Exercise details:
Skip all pictures. Set down only the lines starting at the line containing "Transcribe this image's" and running to the end of the listing.

Records provided:
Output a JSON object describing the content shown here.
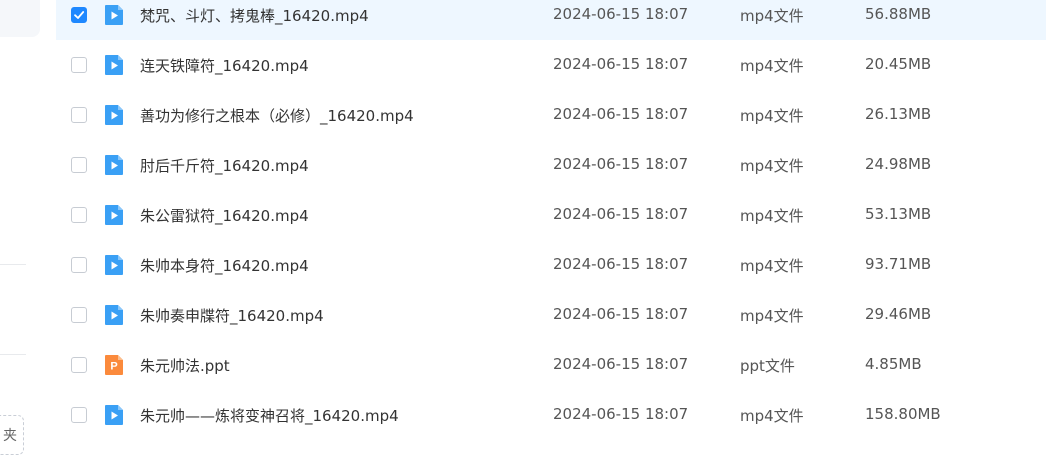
{
  "sidebar": {
    "folder_button_label": "夹"
  },
  "files": [
    {
      "name": "梵咒、斗灯、拷鬼棒_16420.mp4",
      "date": "2024-06-15 18:07",
      "type": "mp4文件",
      "size": "56.88MB",
      "icon": "video-file-icon",
      "selected": true
    },
    {
      "name": "连天铁障符_16420.mp4",
      "date": "2024-06-15 18:07",
      "type": "mp4文件",
      "size": "20.45MB",
      "icon": "video-file-icon",
      "selected": false
    },
    {
      "name": "善功为修行之根本（必修）_16420.mp4",
      "date": "2024-06-15 18:07",
      "type": "mp4文件",
      "size": "26.13MB",
      "icon": "video-file-icon",
      "selected": false
    },
    {
      "name": "肘后千斤符_16420.mp4",
      "date": "2024-06-15 18:07",
      "type": "mp4文件",
      "size": "24.98MB",
      "icon": "video-file-icon",
      "selected": false
    },
    {
      "name": "朱公雷狱符_16420.mp4",
      "date": "2024-06-15 18:07",
      "type": "mp4文件",
      "size": "53.13MB",
      "icon": "video-file-icon",
      "selected": false
    },
    {
      "name": "朱帅本身符_16420.mp4",
      "date": "2024-06-15 18:07",
      "type": "mp4文件",
      "size": "93.71MB",
      "icon": "video-file-icon",
      "selected": false
    },
    {
      "name": "朱帅奏申牒符_16420.mp4",
      "date": "2024-06-15 18:07",
      "type": "mp4文件",
      "size": "29.46MB",
      "icon": "video-file-icon",
      "selected": false
    },
    {
      "name": "朱元帅法.ppt",
      "date": "2024-06-15 18:07",
      "type": "ppt文件",
      "size": "4.85MB",
      "icon": "ppt-file-icon",
      "selected": false
    },
    {
      "name": "朱元帅——炼将变神召将_16420.mp4",
      "date": "2024-06-15 18:07",
      "type": "mp4文件",
      "size": "158.80MB",
      "icon": "video-file-icon",
      "selected": false
    }
  ],
  "colors": {
    "accent": "#1e88ff",
    "video_icon": "#3aa0f5",
    "ppt_icon": "#fb8a3c",
    "selected_row_bg": "#eef7ff"
  }
}
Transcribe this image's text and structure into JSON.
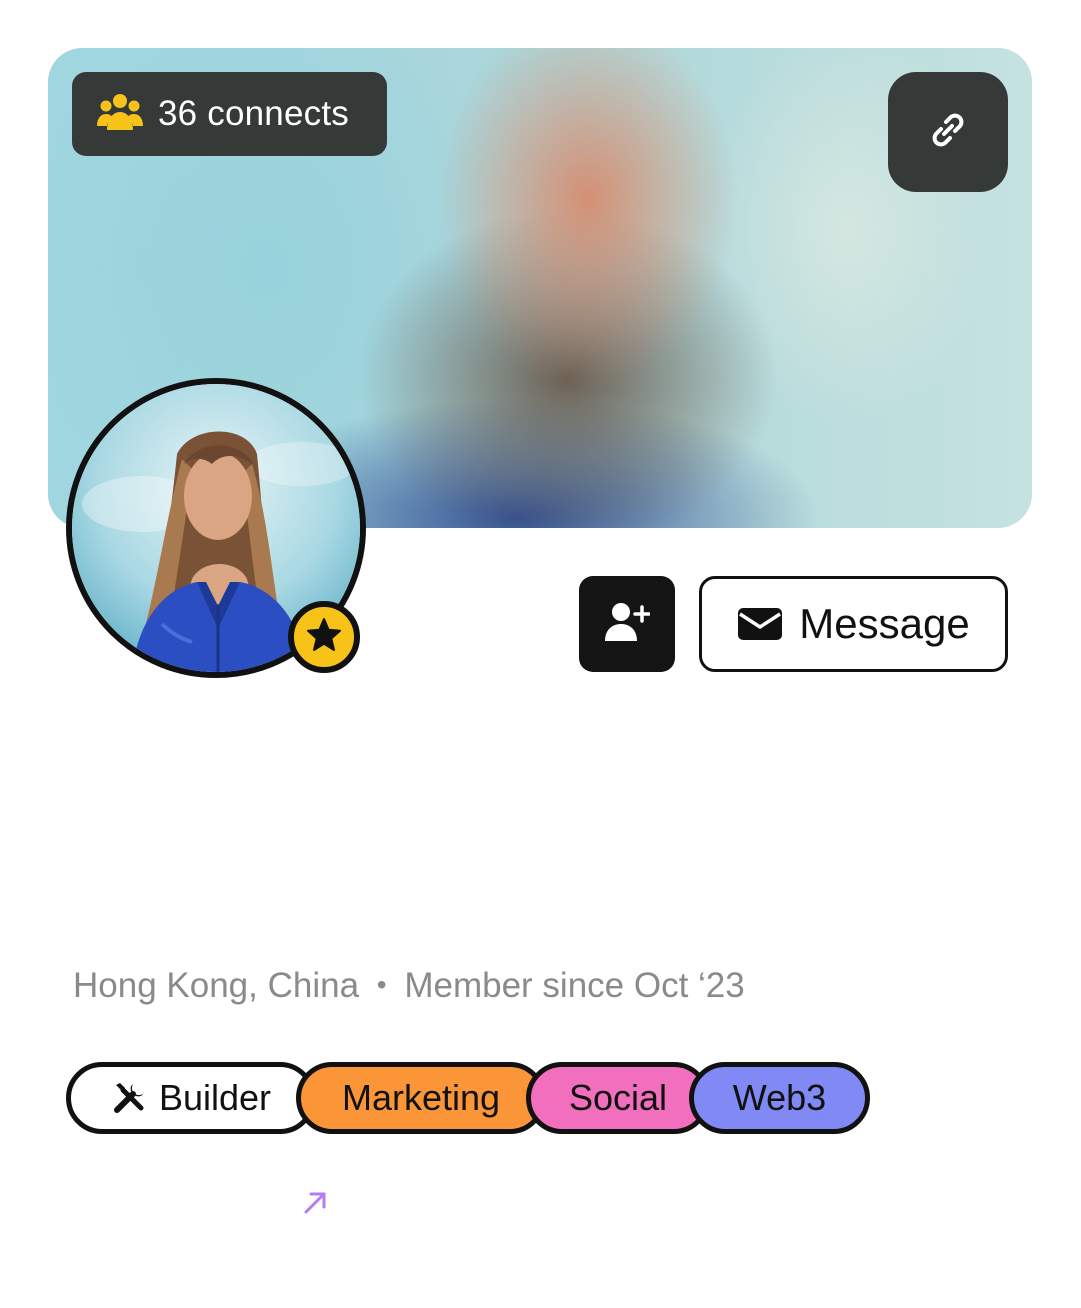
{
  "profile": {
    "connects_label": "36 connects",
    "location": "Hong Kong, China",
    "separator": "•",
    "member_since": "Member since Oct ‘23"
  },
  "actions": {
    "message_label": "Message"
  },
  "tags": [
    {
      "label": "Builder",
      "color": "#ffffff",
      "icon": "tools-icon"
    },
    {
      "label": "Marketing",
      "color": "#fb9638"
    },
    {
      "label": "Social",
      "color": "#f26fbd"
    },
    {
      "label": "Web3",
      "color": "#8089f4"
    }
  ],
  "icons": {
    "connects": "group-icon",
    "share": "link-icon",
    "badge": "star-icon",
    "connect": "add-user-icon",
    "message": "envelope-icon",
    "arrow": "arrow-up-right-icon"
  },
  "colors": {
    "dark_pill": "#353a39",
    "accent_yellow": "#f7c319",
    "arrow_purple": "#b57cf0"
  }
}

Task solution:
Transcribe this image's text and structure into JSON.
{
  "profile": {
    "connects_label": "36 connects",
    "location": "Hong Kong, China",
    "separator": "•",
    "member_since": "Member since Oct ‘23"
  },
  "actions": {
    "message_label": "Message"
  },
  "tags": [
    {
      "label": "Builder",
      "color": "#ffffff",
      "icon": "tools-icon"
    },
    {
      "label": "Marketing",
      "color": "#fb9638"
    },
    {
      "label": "Social",
      "color": "#f26fbd"
    },
    {
      "label": "Web3",
      "color": "#8089f4"
    }
  ],
  "icons": {
    "connects": "group-icon",
    "share": "link-icon",
    "badge": "star-icon",
    "connect": "add-user-icon",
    "message": "envelope-icon",
    "arrow": "arrow-up-right-icon"
  },
  "colors": {
    "dark_pill": "#353a39",
    "accent_yellow": "#f7c319",
    "arrow_purple": "#b57cf0"
  }
}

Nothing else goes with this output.